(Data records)
----------------------------------------
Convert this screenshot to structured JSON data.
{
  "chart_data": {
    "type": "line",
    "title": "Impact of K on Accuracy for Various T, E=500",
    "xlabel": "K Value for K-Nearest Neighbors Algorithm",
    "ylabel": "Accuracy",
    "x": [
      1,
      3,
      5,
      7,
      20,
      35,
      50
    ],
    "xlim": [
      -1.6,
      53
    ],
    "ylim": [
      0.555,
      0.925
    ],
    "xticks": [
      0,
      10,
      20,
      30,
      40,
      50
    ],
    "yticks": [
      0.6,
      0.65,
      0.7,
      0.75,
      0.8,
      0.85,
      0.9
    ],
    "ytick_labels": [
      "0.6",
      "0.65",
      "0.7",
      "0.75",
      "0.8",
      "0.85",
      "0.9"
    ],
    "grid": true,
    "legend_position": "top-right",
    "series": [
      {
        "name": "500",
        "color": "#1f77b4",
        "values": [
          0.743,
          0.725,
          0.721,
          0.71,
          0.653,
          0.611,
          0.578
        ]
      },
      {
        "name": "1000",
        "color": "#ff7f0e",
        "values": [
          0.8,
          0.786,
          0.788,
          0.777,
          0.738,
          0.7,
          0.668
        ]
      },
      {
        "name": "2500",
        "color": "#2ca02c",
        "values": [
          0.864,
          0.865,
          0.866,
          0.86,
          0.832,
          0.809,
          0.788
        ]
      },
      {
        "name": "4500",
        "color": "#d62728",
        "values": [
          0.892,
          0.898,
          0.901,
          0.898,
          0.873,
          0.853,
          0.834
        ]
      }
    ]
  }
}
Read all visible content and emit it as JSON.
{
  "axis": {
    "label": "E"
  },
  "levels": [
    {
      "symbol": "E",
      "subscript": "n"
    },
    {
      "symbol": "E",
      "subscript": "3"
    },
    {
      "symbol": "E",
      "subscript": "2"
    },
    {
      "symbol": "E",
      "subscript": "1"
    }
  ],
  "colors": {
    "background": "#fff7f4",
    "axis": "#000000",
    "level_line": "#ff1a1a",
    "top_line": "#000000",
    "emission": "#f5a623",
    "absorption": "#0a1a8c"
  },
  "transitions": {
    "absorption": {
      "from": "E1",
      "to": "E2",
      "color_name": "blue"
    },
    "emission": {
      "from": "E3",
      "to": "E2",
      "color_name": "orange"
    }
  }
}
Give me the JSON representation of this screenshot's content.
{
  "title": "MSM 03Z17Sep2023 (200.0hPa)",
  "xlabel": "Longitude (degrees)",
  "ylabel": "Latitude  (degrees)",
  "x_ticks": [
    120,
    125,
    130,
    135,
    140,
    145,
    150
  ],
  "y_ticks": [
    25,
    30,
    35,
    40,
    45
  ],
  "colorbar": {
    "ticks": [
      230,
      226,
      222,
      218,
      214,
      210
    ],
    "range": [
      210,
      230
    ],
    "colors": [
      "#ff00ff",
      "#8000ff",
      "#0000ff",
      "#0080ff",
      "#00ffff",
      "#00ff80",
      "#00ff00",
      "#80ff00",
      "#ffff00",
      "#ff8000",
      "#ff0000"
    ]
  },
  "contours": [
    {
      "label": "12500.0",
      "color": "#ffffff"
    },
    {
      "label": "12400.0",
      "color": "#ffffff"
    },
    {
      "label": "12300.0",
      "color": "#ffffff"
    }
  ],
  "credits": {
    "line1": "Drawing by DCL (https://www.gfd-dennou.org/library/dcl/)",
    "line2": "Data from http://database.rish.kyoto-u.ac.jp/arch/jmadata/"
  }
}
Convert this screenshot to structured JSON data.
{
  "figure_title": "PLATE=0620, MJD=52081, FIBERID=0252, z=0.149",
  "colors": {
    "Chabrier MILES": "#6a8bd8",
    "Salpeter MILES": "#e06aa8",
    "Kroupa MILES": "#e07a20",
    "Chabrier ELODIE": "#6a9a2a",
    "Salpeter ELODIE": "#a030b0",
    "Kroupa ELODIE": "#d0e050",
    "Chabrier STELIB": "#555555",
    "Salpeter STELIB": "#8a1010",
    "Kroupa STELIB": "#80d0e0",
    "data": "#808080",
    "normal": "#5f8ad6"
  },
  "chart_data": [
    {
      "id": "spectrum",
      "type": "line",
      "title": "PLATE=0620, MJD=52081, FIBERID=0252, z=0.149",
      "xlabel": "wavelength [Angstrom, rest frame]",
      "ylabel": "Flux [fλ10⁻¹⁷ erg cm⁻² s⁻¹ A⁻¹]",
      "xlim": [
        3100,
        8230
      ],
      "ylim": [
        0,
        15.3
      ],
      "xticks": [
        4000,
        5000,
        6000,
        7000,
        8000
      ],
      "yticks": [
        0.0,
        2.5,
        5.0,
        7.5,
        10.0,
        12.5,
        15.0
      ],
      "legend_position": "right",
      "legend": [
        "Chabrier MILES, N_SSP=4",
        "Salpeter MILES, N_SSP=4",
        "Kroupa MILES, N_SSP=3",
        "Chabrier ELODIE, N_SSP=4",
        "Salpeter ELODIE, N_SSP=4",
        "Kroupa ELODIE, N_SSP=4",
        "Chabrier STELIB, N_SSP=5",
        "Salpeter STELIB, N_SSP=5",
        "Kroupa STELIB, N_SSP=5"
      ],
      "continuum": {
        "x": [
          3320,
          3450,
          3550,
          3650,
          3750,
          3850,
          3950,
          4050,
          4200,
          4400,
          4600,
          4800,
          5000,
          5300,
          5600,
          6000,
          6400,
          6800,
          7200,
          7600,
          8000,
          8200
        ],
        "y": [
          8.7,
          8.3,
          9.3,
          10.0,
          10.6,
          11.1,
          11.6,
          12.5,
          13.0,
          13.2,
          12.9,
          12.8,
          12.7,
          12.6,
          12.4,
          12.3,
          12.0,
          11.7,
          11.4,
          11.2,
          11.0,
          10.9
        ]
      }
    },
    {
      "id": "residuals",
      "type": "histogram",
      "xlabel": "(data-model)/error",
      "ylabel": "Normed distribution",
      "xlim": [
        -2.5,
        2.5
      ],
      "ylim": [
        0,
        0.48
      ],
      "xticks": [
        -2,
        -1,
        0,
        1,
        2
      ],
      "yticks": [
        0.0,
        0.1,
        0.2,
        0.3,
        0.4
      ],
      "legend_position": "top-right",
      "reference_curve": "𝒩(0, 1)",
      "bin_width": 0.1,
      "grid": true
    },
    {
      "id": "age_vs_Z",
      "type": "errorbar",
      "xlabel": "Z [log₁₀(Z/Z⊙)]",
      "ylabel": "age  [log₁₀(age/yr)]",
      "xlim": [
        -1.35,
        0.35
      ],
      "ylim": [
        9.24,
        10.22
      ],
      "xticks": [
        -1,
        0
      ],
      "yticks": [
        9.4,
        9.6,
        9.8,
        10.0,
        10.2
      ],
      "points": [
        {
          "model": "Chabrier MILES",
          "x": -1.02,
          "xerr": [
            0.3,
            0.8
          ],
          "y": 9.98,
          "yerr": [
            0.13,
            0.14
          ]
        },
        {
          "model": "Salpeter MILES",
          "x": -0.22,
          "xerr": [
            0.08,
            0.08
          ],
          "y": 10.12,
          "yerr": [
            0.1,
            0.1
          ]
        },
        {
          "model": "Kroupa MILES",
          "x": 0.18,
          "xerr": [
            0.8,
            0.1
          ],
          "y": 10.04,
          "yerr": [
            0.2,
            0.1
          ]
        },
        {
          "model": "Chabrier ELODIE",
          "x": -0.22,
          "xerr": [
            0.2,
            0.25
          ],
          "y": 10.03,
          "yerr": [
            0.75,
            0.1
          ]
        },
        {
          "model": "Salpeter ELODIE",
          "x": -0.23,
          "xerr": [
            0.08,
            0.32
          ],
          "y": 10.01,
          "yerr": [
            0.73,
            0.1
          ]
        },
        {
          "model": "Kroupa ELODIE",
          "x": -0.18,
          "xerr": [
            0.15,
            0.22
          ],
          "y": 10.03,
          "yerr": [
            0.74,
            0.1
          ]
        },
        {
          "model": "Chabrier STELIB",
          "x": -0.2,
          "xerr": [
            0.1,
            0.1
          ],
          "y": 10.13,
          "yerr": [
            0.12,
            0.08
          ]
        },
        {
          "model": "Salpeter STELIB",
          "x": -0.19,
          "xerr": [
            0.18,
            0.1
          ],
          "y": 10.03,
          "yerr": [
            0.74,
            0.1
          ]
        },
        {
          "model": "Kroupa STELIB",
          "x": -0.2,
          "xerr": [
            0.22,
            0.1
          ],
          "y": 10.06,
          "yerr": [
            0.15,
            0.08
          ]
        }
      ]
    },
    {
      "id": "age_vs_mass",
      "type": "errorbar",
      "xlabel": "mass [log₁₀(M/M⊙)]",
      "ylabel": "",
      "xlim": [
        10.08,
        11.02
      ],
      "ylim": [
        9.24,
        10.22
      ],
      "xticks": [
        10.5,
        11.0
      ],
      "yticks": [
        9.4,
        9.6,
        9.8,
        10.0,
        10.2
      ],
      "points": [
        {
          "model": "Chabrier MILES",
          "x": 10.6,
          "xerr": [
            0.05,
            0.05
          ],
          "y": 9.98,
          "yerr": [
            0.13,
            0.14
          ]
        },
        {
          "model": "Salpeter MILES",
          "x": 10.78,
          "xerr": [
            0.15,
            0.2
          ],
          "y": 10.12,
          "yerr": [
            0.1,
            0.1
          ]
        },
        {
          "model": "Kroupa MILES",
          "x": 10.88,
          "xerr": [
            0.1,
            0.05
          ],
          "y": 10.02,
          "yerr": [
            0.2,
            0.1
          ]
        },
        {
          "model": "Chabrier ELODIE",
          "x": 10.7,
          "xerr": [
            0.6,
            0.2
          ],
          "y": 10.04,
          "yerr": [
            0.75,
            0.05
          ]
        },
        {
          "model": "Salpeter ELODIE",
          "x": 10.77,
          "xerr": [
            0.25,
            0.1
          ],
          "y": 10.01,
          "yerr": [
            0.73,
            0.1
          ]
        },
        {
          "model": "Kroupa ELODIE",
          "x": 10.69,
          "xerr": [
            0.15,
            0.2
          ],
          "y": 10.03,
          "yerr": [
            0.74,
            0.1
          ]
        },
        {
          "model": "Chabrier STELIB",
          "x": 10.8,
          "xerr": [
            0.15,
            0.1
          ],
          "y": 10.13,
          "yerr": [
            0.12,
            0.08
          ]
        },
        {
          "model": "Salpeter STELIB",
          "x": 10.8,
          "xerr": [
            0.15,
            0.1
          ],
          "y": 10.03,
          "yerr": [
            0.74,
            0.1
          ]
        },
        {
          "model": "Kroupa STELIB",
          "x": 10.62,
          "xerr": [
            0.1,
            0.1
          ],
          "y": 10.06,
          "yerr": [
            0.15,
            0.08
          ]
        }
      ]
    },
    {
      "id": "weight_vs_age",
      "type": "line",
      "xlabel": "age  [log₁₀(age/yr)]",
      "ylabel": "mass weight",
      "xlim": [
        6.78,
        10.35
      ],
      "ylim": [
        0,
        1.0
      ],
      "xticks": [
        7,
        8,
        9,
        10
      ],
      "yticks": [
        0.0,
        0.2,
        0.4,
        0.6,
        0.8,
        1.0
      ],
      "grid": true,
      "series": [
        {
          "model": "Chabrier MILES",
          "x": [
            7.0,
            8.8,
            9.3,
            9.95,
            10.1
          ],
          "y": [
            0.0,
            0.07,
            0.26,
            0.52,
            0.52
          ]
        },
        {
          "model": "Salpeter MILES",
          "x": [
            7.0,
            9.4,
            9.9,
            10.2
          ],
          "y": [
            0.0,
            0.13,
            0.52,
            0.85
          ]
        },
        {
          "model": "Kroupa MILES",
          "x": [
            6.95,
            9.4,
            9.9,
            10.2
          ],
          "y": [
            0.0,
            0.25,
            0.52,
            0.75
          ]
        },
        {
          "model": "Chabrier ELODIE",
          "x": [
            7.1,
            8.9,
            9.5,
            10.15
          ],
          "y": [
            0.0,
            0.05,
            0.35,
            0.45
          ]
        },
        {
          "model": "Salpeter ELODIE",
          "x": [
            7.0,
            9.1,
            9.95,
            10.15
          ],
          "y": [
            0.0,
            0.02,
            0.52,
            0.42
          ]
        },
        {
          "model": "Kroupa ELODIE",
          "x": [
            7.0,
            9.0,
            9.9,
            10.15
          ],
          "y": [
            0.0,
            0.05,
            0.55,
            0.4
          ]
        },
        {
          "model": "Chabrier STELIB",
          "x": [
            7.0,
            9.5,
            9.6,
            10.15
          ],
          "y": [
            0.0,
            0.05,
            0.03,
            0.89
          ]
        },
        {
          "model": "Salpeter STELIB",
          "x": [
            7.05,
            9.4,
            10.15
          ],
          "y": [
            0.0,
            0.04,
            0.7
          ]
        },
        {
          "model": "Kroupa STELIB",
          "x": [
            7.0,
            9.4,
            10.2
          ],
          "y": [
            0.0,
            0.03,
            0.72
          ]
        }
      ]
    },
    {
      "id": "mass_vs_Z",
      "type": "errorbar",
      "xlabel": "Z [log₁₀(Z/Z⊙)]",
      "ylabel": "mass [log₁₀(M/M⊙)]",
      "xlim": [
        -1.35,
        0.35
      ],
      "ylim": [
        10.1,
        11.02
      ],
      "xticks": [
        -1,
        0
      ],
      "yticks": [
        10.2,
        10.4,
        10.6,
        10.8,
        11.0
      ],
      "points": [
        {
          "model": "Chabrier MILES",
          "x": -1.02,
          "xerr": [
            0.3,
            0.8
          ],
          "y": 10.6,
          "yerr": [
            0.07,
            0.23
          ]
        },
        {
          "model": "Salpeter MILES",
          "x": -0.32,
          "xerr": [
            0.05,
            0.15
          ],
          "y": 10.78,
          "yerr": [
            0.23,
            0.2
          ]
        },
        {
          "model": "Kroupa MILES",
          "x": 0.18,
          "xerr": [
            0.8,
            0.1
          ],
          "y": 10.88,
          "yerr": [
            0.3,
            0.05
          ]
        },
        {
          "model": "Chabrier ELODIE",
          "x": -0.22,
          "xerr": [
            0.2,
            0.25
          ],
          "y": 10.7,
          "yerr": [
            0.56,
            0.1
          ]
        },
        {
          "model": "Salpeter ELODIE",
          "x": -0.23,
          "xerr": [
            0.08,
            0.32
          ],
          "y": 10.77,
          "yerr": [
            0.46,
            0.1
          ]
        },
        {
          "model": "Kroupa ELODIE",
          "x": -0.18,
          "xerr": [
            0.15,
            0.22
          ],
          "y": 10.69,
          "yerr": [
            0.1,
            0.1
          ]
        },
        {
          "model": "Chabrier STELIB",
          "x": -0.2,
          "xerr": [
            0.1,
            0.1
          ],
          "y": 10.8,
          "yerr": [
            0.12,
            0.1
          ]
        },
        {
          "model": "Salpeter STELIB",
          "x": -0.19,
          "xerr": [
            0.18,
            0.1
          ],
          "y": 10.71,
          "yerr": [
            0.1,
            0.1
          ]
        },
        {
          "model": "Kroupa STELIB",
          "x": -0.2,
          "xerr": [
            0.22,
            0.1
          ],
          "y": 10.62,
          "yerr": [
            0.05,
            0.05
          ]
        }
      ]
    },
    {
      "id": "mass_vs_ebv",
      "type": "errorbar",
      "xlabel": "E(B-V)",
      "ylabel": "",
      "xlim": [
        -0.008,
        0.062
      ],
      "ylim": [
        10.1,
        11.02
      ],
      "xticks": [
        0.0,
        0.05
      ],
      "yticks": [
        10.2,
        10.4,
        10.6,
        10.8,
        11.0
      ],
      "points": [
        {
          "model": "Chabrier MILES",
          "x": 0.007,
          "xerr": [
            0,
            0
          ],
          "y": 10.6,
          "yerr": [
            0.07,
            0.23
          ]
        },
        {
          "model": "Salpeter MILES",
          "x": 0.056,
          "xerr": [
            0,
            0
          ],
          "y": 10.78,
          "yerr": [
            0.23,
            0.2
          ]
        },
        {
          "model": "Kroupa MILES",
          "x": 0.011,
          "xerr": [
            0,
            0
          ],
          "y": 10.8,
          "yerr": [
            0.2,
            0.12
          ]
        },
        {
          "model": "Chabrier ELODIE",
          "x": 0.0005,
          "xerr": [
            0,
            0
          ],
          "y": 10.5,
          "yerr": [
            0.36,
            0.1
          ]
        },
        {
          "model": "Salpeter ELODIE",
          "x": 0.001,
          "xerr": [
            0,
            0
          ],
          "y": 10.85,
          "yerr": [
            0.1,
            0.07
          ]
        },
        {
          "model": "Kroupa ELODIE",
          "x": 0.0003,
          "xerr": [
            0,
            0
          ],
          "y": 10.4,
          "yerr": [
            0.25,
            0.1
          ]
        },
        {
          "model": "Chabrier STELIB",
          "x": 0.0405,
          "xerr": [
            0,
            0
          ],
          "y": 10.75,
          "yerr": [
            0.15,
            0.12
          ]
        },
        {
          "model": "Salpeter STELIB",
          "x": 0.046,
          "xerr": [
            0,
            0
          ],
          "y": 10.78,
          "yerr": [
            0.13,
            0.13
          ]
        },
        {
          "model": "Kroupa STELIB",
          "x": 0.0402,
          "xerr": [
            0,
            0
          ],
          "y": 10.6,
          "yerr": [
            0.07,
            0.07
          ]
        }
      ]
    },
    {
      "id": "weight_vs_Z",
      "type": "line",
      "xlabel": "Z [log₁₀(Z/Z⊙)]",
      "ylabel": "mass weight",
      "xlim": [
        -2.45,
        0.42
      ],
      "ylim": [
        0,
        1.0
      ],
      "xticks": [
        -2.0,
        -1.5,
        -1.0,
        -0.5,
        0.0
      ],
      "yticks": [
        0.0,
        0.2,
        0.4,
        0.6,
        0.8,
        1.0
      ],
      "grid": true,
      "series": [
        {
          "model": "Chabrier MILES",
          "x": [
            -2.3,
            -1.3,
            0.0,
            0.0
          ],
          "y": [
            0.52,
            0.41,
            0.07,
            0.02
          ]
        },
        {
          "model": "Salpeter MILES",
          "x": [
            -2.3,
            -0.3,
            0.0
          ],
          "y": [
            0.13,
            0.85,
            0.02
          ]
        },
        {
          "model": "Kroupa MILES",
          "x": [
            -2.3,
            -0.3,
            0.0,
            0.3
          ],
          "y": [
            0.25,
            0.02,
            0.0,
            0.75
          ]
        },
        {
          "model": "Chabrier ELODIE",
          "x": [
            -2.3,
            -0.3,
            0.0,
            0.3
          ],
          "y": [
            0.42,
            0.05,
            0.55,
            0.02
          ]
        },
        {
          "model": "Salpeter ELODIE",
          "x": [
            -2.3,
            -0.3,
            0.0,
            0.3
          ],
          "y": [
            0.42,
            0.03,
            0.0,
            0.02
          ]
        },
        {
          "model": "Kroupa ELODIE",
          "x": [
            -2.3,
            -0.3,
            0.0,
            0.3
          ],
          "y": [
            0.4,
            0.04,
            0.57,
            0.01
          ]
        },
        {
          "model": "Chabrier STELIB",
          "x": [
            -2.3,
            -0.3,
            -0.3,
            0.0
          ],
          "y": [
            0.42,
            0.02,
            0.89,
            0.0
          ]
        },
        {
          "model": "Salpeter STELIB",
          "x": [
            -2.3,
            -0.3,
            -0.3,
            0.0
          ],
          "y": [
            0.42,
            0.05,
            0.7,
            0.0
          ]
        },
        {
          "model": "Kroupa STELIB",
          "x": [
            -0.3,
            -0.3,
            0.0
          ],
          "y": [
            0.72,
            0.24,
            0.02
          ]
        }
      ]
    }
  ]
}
----------------------------------------
### Set problem
Copy out each line of the records where the string "PLATE" appears.

### Correct response
  "figure_title": "PLATE=0620, MJD=52081, FIBERID=0252, z=0.149",
      "title": "PLATE=0620, MJD=52081, FIBERID=0252, z=0.149",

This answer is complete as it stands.